(Data items)

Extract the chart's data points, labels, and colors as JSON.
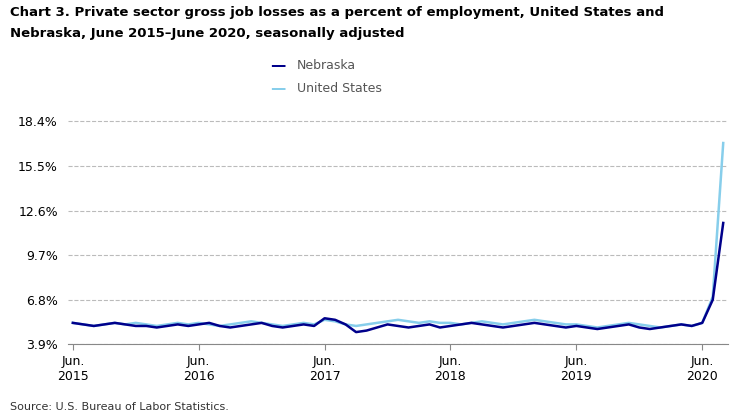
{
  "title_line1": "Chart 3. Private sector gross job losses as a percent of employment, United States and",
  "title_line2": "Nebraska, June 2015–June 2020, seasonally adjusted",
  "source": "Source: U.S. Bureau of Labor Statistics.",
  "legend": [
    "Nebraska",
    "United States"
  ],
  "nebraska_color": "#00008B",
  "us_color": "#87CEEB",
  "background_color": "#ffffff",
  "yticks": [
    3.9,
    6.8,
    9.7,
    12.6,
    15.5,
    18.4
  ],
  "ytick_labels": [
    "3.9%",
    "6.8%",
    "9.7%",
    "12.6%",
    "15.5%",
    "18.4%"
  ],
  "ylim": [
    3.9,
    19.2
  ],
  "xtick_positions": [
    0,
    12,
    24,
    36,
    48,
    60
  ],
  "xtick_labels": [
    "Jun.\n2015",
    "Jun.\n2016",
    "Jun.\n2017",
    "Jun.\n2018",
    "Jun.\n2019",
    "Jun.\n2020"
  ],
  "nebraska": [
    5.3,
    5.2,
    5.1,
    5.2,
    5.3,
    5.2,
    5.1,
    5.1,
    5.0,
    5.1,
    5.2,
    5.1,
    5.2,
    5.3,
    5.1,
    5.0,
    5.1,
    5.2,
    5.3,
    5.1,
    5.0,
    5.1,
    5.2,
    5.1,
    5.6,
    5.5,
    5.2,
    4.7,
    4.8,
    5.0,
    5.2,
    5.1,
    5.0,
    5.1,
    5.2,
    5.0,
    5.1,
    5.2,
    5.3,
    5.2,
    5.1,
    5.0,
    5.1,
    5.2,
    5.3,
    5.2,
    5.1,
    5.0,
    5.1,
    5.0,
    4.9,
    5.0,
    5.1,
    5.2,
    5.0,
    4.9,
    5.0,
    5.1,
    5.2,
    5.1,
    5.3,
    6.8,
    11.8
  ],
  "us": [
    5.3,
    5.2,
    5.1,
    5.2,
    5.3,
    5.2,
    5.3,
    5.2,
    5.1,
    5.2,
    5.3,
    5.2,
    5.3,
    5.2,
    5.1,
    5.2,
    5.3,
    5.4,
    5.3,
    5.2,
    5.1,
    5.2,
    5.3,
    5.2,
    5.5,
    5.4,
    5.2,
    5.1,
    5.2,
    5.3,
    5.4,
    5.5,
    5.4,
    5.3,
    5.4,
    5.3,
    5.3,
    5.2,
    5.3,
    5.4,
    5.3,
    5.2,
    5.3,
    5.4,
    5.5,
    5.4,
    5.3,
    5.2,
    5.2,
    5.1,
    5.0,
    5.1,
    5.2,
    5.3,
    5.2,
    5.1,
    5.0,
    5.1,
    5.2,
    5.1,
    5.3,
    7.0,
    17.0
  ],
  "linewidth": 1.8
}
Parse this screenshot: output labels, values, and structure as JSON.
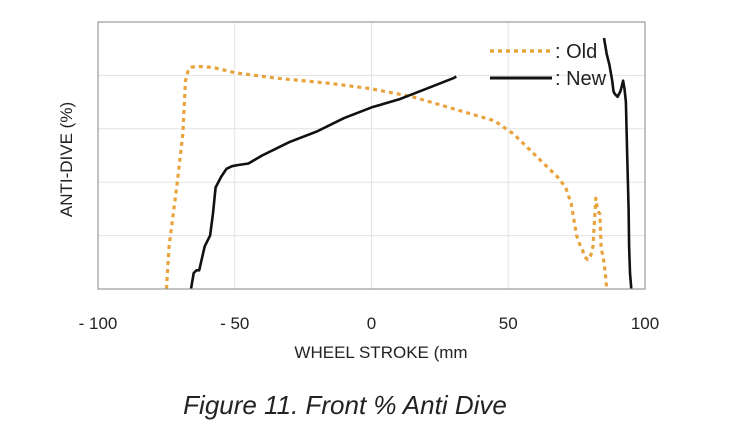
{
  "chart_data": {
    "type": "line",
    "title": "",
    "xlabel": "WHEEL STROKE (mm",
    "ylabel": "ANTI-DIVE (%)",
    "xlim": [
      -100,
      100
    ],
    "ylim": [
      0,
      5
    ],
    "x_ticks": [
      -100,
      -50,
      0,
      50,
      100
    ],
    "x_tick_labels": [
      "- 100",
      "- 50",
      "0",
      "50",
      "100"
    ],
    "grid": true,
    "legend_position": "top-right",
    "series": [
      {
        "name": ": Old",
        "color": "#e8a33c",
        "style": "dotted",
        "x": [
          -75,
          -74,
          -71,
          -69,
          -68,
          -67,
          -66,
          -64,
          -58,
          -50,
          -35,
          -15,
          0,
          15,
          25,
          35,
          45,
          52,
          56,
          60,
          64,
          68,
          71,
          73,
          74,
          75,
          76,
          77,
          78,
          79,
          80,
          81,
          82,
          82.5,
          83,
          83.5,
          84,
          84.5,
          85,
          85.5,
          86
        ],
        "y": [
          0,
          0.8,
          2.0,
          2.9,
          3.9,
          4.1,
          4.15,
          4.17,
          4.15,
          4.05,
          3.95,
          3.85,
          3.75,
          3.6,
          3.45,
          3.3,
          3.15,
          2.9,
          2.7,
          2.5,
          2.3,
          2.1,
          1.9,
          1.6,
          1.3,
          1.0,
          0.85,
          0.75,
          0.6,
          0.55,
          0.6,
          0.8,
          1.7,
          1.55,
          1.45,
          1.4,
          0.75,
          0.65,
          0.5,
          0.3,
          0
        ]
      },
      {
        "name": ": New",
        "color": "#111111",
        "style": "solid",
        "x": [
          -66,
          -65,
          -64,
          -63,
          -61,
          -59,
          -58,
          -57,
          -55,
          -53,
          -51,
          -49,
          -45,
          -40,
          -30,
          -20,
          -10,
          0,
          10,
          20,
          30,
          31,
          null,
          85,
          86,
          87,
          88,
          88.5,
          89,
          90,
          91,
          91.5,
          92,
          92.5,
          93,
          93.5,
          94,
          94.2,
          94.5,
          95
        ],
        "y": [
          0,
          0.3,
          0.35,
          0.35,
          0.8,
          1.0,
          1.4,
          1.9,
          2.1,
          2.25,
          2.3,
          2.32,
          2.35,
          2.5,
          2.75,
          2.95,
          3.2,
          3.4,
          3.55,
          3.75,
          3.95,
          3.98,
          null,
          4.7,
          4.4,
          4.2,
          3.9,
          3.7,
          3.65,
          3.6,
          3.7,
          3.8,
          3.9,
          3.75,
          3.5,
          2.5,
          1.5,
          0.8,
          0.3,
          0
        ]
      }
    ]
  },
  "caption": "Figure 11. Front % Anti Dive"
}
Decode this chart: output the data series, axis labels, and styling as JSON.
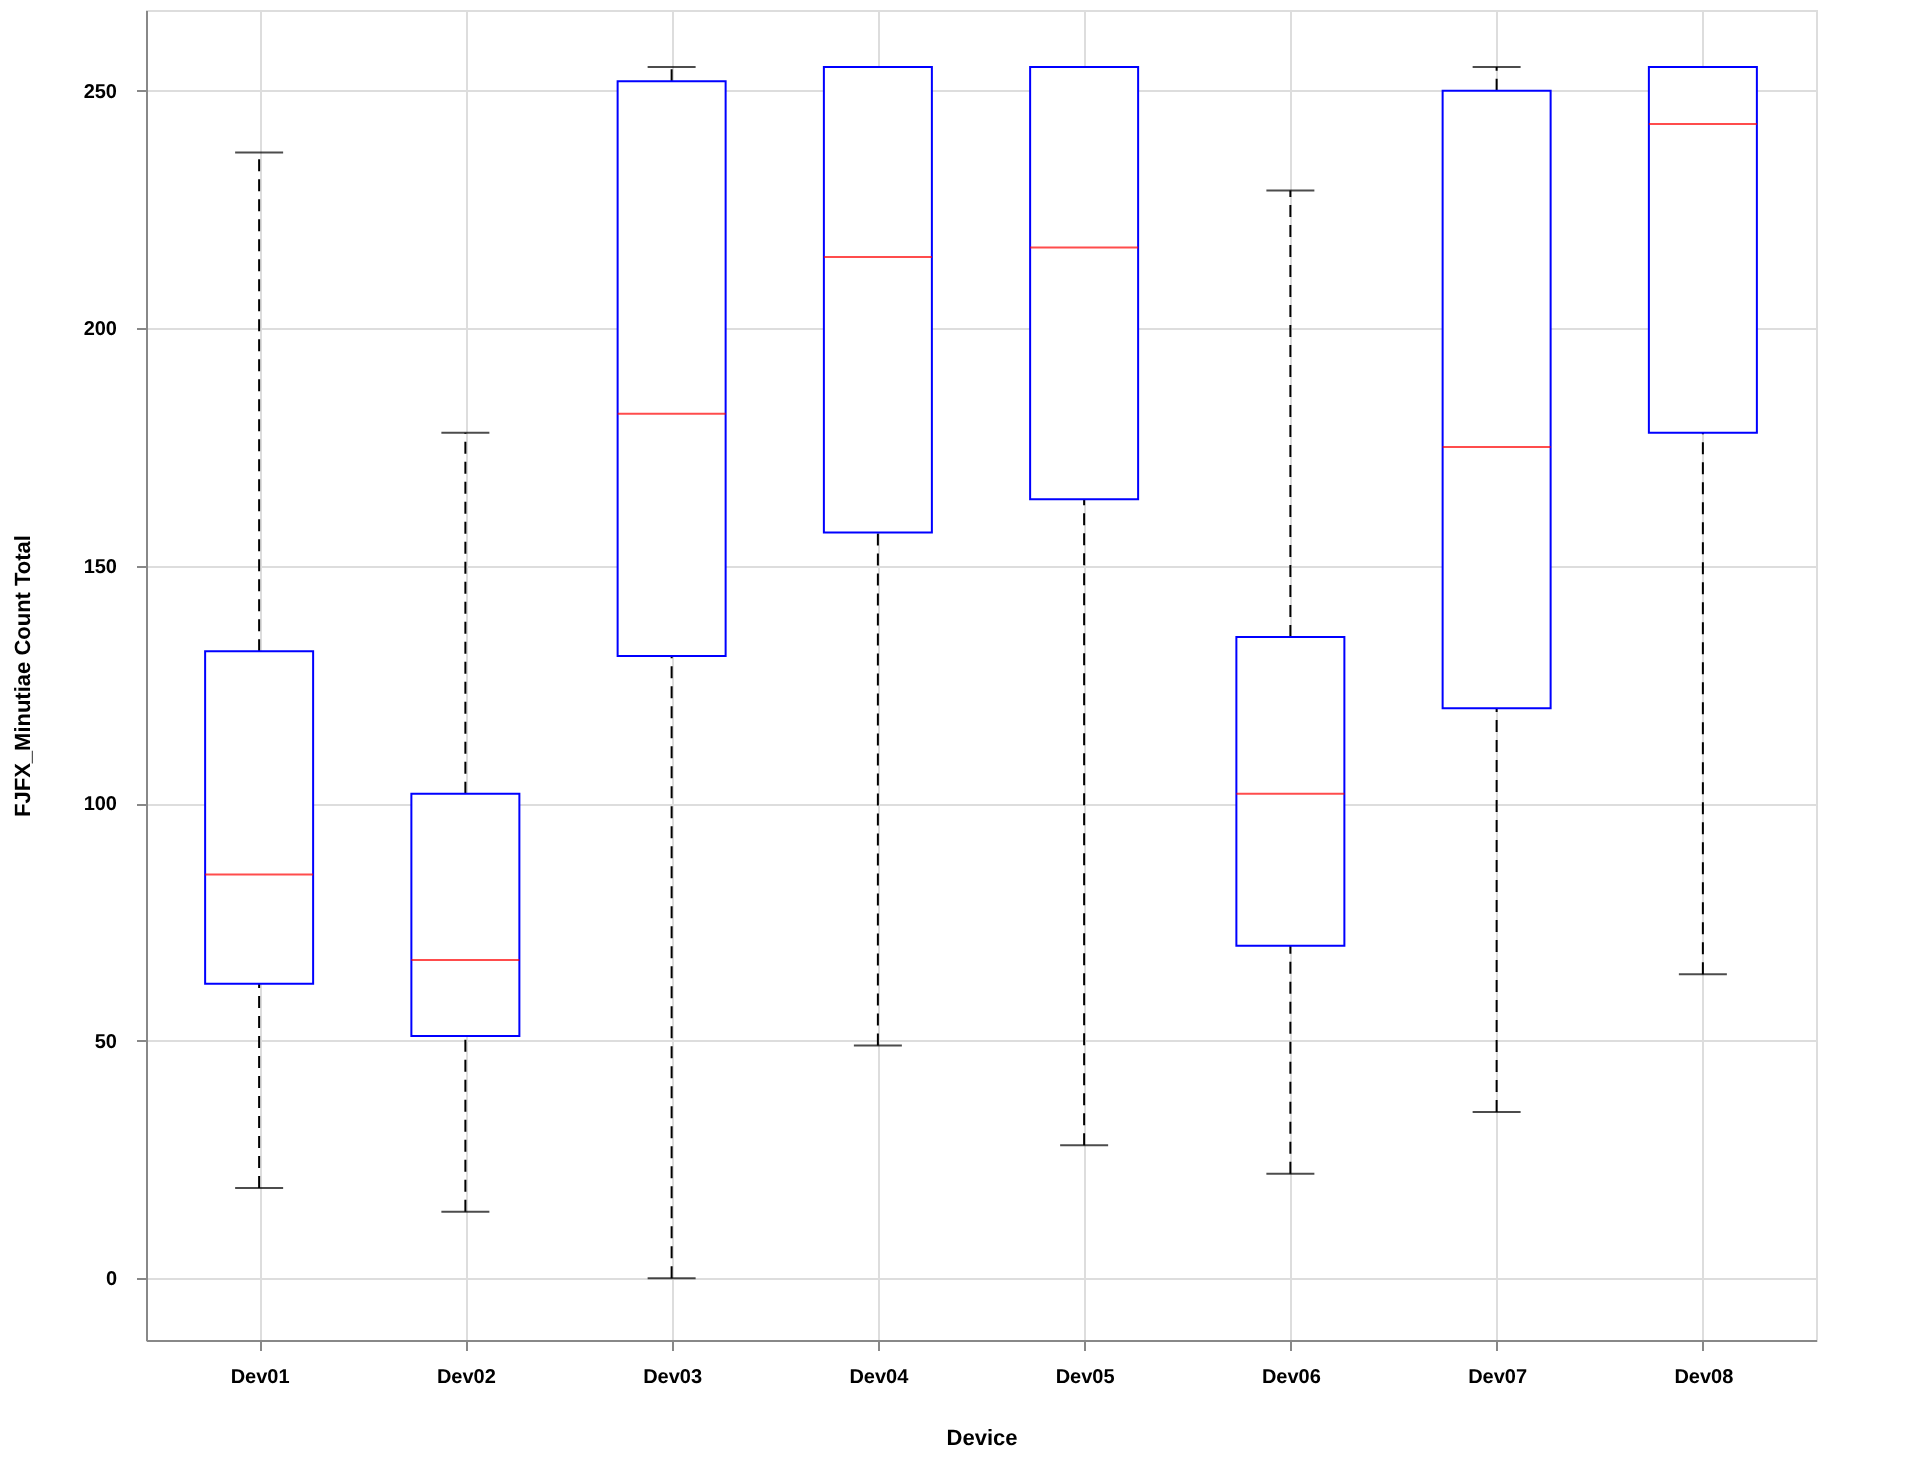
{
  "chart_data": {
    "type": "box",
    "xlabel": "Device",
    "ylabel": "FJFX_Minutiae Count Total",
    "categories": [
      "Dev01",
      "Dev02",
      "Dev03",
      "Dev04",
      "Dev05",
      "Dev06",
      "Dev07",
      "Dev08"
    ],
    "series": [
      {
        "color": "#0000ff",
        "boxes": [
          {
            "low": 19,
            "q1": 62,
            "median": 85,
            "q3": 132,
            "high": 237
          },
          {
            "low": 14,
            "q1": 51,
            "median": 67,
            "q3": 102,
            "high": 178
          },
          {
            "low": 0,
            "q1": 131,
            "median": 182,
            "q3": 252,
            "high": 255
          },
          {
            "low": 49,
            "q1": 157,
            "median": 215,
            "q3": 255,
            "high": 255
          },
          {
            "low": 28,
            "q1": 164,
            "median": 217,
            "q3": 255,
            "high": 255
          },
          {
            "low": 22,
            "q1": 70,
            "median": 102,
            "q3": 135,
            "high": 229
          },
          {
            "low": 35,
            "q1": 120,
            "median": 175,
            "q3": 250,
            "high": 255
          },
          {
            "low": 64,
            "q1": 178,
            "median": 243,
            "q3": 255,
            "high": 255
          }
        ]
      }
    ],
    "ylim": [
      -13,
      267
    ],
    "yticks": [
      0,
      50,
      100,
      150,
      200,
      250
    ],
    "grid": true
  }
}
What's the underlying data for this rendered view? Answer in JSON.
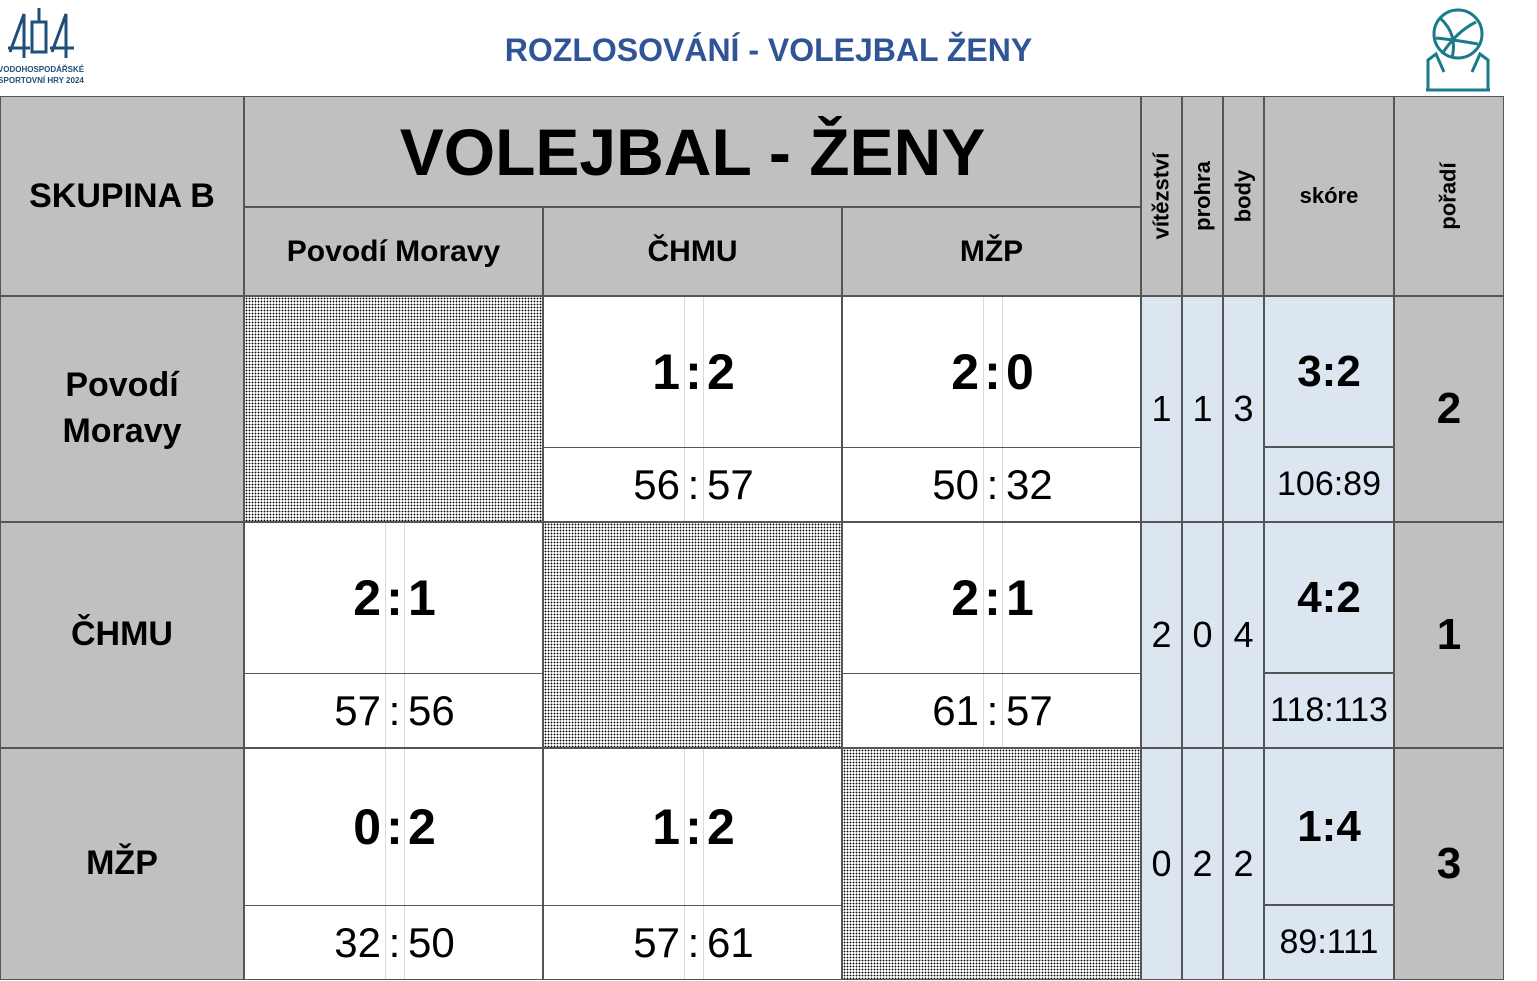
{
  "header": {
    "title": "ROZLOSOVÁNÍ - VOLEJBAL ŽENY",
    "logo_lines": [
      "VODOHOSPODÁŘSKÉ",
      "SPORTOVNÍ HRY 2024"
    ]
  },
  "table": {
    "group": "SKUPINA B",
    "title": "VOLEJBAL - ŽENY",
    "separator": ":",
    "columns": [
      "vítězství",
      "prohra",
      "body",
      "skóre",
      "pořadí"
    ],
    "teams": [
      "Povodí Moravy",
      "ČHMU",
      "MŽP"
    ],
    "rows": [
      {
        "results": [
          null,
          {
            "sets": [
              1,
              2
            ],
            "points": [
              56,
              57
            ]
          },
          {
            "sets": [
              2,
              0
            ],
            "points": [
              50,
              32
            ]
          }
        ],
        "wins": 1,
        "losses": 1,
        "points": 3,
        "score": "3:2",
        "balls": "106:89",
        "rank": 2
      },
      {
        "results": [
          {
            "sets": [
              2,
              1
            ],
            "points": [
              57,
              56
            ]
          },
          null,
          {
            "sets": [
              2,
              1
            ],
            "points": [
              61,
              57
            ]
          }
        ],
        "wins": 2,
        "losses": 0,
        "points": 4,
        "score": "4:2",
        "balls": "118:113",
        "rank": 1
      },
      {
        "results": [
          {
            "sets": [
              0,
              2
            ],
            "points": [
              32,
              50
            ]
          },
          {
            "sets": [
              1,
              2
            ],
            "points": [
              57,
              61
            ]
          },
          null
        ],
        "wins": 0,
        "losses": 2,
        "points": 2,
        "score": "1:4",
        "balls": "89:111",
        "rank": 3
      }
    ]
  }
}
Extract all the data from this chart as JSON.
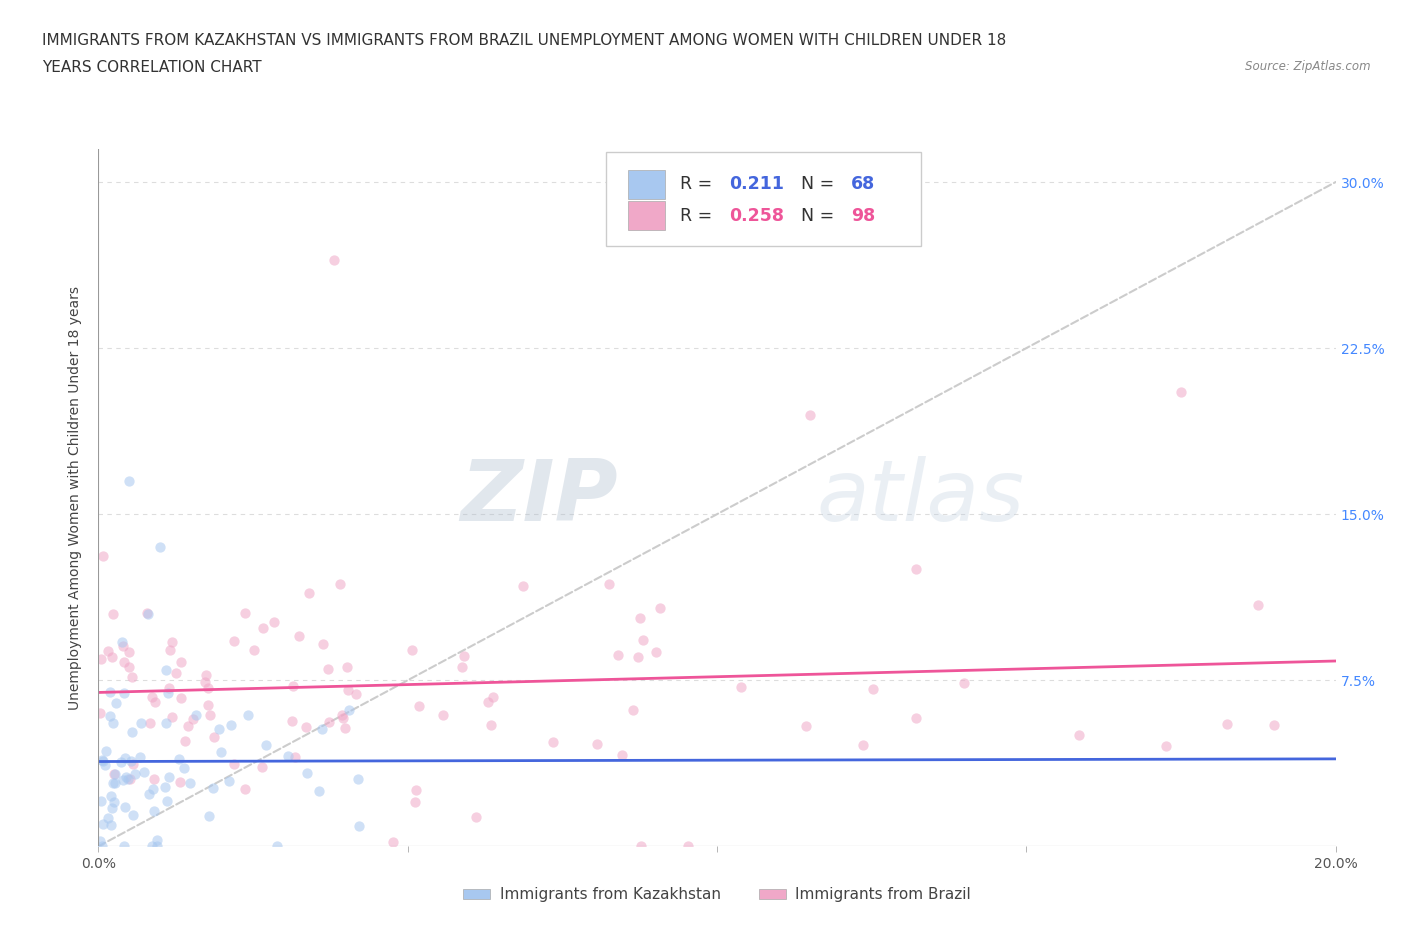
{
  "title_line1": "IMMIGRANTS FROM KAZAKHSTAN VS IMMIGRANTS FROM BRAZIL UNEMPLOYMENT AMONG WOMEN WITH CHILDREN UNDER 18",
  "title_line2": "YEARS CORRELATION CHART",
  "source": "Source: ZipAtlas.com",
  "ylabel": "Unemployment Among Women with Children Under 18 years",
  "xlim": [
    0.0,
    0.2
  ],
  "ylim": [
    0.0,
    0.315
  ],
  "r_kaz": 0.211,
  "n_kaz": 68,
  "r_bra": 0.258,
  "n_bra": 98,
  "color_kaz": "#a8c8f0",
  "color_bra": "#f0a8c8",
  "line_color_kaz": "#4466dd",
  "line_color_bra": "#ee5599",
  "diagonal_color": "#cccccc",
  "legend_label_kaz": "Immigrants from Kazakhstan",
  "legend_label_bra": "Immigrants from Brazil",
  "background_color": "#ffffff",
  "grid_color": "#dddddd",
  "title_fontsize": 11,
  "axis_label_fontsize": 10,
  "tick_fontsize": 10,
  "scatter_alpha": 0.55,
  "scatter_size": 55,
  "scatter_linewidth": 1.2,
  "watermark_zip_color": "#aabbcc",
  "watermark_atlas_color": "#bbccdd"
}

> What you need to do:
Beginning at the line that contains "Extract all the data from this chart as JSON.", copy each remaining line of the records exactly, through the final one. Omit the pictures.

> Answer:
Extract all the data from this chart as JSON.
{
  "title_line1": "IMMIGRANTS FROM KAZAKHSTAN VS IMMIGRANTS FROM BRAZIL UNEMPLOYMENT AMONG WOMEN WITH CHILDREN UNDER 18",
  "title_line2": "YEARS CORRELATION CHART",
  "source": "Source: ZipAtlas.com",
  "ylabel": "Unemployment Among Women with Children Under 18 years",
  "xlim": [
    0.0,
    0.2
  ],
  "ylim": [
    0.0,
    0.315
  ],
  "r_kaz": 0.211,
  "n_kaz": 68,
  "r_bra": 0.258,
  "n_bra": 98,
  "color_kaz": "#a8c8f0",
  "color_bra": "#f0a8c8",
  "line_color_kaz": "#4466dd",
  "line_color_bra": "#ee5599",
  "diagonal_color": "#cccccc",
  "legend_label_kaz": "Immigrants from Kazakhstan",
  "legend_label_bra": "Immigrants from Brazil",
  "background_color": "#ffffff",
  "grid_color": "#dddddd",
  "title_fontsize": 11,
  "axis_label_fontsize": 10,
  "tick_fontsize": 10,
  "scatter_alpha": 0.55,
  "scatter_size": 55,
  "scatter_linewidth": 1.2,
  "watermark_zip_color": "#aabbcc",
  "watermark_atlas_color": "#bbccdd"
}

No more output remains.